▶ _Stated exercise_: Read the data and repeat all of it exactly.

▶ _Extracted material_:
○ ○ ○ ○ ○

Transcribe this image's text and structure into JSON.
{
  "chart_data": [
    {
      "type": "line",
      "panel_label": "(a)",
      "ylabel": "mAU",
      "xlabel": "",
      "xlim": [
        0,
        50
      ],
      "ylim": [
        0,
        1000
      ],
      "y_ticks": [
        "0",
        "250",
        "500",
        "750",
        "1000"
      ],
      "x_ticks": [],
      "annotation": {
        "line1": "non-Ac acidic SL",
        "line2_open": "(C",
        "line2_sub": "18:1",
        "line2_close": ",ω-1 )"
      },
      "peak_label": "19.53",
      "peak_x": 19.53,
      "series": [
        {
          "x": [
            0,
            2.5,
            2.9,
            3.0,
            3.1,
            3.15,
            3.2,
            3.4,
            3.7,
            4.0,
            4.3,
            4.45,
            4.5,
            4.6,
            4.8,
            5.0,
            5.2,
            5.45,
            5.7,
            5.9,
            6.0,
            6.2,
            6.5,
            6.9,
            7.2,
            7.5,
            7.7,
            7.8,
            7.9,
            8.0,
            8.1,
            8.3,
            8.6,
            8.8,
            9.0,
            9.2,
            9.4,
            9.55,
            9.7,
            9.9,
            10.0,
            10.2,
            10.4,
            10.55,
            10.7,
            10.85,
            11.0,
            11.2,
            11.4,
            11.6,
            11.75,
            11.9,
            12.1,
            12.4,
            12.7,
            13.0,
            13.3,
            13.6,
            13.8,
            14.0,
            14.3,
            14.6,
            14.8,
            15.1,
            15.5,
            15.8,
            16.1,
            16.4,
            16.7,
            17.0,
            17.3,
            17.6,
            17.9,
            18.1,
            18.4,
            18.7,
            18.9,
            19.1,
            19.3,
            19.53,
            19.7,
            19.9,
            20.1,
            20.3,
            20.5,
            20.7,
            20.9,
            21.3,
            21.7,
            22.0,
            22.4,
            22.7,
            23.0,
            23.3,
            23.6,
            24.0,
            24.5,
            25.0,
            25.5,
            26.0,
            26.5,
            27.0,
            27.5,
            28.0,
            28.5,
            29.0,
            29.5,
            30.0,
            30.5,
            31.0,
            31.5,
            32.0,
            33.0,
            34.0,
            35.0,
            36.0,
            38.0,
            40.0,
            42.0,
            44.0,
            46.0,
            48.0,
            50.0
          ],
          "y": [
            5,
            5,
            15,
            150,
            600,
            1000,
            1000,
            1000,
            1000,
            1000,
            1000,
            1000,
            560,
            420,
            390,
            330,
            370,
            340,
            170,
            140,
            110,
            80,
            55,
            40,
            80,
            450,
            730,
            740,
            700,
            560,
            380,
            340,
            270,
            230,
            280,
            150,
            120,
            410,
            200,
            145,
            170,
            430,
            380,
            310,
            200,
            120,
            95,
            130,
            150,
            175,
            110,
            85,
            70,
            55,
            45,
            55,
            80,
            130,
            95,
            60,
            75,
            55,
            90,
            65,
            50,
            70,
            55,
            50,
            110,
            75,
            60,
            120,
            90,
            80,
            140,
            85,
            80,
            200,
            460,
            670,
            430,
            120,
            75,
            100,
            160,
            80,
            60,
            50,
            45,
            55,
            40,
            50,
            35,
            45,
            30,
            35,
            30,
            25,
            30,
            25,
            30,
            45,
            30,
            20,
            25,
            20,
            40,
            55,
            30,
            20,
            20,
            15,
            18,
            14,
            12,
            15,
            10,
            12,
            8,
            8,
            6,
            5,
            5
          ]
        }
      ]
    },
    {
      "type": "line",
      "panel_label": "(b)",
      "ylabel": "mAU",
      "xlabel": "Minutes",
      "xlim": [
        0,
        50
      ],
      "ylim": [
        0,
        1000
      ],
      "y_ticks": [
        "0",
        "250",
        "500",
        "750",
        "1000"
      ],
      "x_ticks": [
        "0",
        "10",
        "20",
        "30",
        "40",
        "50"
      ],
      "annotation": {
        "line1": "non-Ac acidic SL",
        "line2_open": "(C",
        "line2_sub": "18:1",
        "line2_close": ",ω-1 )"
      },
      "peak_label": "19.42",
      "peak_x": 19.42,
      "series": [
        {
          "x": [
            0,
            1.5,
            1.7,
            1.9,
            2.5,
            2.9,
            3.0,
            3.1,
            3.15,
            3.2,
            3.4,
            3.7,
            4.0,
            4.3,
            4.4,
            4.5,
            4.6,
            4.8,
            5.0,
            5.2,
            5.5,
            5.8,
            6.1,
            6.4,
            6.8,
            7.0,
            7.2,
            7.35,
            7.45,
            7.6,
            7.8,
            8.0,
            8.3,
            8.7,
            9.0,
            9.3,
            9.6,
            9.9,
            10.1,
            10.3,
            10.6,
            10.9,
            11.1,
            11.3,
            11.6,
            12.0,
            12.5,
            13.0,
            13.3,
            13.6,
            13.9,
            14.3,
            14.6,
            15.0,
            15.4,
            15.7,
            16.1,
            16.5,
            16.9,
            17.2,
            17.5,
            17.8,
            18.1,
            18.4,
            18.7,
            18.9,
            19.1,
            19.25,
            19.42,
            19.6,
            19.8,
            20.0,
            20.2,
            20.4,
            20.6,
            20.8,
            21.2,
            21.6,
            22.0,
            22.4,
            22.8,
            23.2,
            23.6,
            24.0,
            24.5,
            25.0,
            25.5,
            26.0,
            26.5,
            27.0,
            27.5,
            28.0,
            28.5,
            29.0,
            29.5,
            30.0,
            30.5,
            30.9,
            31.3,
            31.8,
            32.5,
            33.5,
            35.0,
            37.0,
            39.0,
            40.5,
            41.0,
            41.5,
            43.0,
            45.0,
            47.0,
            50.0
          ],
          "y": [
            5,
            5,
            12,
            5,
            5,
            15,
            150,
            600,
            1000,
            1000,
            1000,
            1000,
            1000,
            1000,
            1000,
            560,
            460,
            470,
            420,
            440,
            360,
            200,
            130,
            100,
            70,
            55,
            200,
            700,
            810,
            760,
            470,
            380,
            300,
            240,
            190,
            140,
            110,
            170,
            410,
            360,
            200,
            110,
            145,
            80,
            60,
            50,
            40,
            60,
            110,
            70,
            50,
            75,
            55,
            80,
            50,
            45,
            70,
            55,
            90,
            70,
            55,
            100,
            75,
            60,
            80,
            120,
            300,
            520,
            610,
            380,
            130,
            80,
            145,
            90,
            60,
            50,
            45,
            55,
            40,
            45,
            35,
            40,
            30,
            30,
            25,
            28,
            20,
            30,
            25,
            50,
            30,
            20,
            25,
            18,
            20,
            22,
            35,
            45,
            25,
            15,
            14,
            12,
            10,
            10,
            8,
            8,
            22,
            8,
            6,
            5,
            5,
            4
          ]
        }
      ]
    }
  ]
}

○ ○ ○ ○ ○

▶ _Expected output_:
Transcribe this image's text and structure into JSON.
{
  "chart_data": [
    {
      "type": "line",
      "panel_label": "(a)",
      "ylabel": "mAU",
      "xlabel": "",
      "xlim": [
        0,
        50
      ],
      "ylim": [
        0,
        1000
      ],
      "y_ticks": [
        "0",
        "250",
        "500",
        "750",
        "1000"
      ],
      "x_ticks": [],
      "annotation": {
        "line1": "non-Ac acidic SL",
        "line2_open": "(C",
        "line2_sub": "18:1",
        "line2_close": ",ω-1 )"
      },
      "peak_label": "19.53",
      "peak_x": 19.53,
      "series": [
        {
          "x": [
            0,
            2.5,
            2.9,
            3.0,
            3.1,
            3.15,
            3.2,
            3.4,
            3.7,
            4.0,
            4.3,
            4.45,
            4.5,
            4.6,
            4.8,
            5.0,
            5.2,
            5.45,
            5.7,
            5.9,
            6.0,
            6.2,
            6.5,
            6.9,
            7.2,
            7.5,
            7.7,
            7.8,
            7.9,
            8.0,
            8.1,
            8.3,
            8.6,
            8.8,
            9.0,
            9.2,
            9.4,
            9.55,
            9.7,
            9.9,
            10.0,
            10.2,
            10.4,
            10.55,
            10.7,
            10.85,
            11.0,
            11.2,
            11.4,
            11.6,
            11.75,
            11.9,
            12.1,
            12.4,
            12.7,
            13.0,
            13.3,
            13.6,
            13.8,
            14.0,
            14.3,
            14.6,
            14.8,
            15.1,
            15.5,
            15.8,
            16.1,
            16.4,
            16.7,
            17.0,
            17.3,
            17.6,
            17.9,
            18.1,
            18.4,
            18.7,
            18.9,
            19.1,
            19.3,
            19.53,
            19.7,
            19.9,
            20.1,
            20.3,
            20.5,
            20.7,
            20.9,
            21.3,
            21.7,
            22.0,
            22.4,
            22.7,
            23.0,
            23.3,
            23.6,
            24.0,
            24.5,
            25.0,
            25.5,
            26.0,
            26.5,
            27.0,
            27.5,
            28.0,
            28.5,
            29.0,
            29.5,
            30.0,
            30.5,
            31.0,
            31.5,
            32.0,
            33.0,
            34.0,
            35.0,
            36.0,
            38.0,
            40.0,
            42.0,
            44.0,
            46.0,
            48.0,
            50.0
          ],
          "y": [
            5,
            5,
            15,
            150,
            600,
            1000,
            1000,
            1000,
            1000,
            1000,
            1000,
            1000,
            560,
            420,
            390,
            330,
            370,
            340,
            170,
            140,
            110,
            80,
            55,
            40,
            80,
            450,
            730,
            740,
            700,
            560,
            380,
            340,
            270,
            230,
            280,
            150,
            120,
            410,
            200,
            145,
            170,
            430,
            380,
            310,
            200,
            120,
            95,
            130,
            150,
            175,
            110,
            85,
            70,
            55,
            45,
            55,
            80,
            130,
            95,
            60,
            75,
            55,
            90,
            65,
            50,
            70,
            55,
            50,
            110,
            75,
            60,
            120,
            90,
            80,
            140,
            85,
            80,
            200,
            460,
            670,
            430,
            120,
            75,
            100,
            160,
            80,
            60,
            50,
            45,
            55,
            40,
            50,
            35,
            45,
            30,
            35,
            30,
            25,
            30,
            25,
            30,
            45,
            30,
            20,
            25,
            20,
            40,
            55,
            30,
            20,
            20,
            15,
            18,
            14,
            12,
            15,
            10,
            12,
            8,
            8,
            6,
            5,
            5
          ]
        }
      ]
    },
    {
      "type": "line",
      "panel_label": "(b)",
      "ylabel": "mAU",
      "xlabel": "Minutes",
      "xlim": [
        0,
        50
      ],
      "ylim": [
        0,
        1000
      ],
      "y_ticks": [
        "0",
        "250",
        "500",
        "750",
        "1000"
      ],
      "x_ticks": [
        "0",
        "10",
        "20",
        "30",
        "40",
        "50"
      ],
      "annotation": {
        "line1": "non-Ac acidic SL",
        "line2_open": "(C",
        "line2_sub": "18:1",
        "line2_close": ",ω-1 )"
      },
      "peak_label": "19.42",
      "peak_x": 19.42,
      "series": [
        {
          "x": [
            0,
            1.5,
            1.7,
            1.9,
            2.5,
            2.9,
            3.0,
            3.1,
            3.15,
            3.2,
            3.4,
            3.7,
            4.0,
            4.3,
            4.4,
            4.5,
            4.6,
            4.8,
            5.0,
            5.2,
            5.5,
            5.8,
            6.1,
            6.4,
            6.8,
            7.0,
            7.2,
            7.35,
            7.45,
            7.6,
            7.8,
            8.0,
            8.3,
            8.7,
            9.0,
            9.3,
            9.6,
            9.9,
            10.1,
            10.3,
            10.6,
            10.9,
            11.1,
            11.3,
            11.6,
            12.0,
            12.5,
            13.0,
            13.3,
            13.6,
            13.9,
            14.3,
            14.6,
            15.0,
            15.4,
            15.7,
            16.1,
            16.5,
            16.9,
            17.2,
            17.5,
            17.8,
            18.1,
            18.4,
            18.7,
            18.9,
            19.1,
            19.25,
            19.42,
            19.6,
            19.8,
            20.0,
            20.2,
            20.4,
            20.6,
            20.8,
            21.2,
            21.6,
            22.0,
            22.4,
            22.8,
            23.2,
            23.6,
            24.0,
            24.5,
            25.0,
            25.5,
            26.0,
            26.5,
            27.0,
            27.5,
            28.0,
            28.5,
            29.0,
            29.5,
            30.0,
            30.5,
            30.9,
            31.3,
            31.8,
            32.5,
            33.5,
            35.0,
            37.0,
            39.0,
            40.5,
            41.0,
            41.5,
            43.0,
            45.0,
            47.0,
            50.0
          ],
          "y": [
            5,
            5,
            12,
            5,
            5,
            15,
            150,
            600,
            1000,
            1000,
            1000,
            1000,
            1000,
            1000,
            1000,
            560,
            460,
            470,
            420,
            440,
            360,
            200,
            130,
            100,
            70,
            55,
            200,
            700,
            810,
            760,
            470,
            380,
            300,
            240,
            190,
            140,
            110,
            170,
            410,
            360,
            200,
            110,
            145,
            80,
            60,
            50,
            40,
            60,
            110,
            70,
            50,
            75,
            55,
            80,
            50,
            45,
            70,
            55,
            90,
            70,
            55,
            100,
            75,
            60,
            80,
            120,
            300,
            520,
            610,
            380,
            130,
            80,
            145,
            90,
            60,
            50,
            45,
            55,
            40,
            45,
            35,
            40,
            30,
            30,
            25,
            28,
            20,
            30,
            25,
            50,
            30,
            20,
            25,
            18,
            20,
            22,
            35,
            45,
            25,
            15,
            14,
            12,
            10,
            10,
            8,
            8,
            22,
            8,
            6,
            5,
            5,
            4
          ]
        }
      ]
    }
  ]
}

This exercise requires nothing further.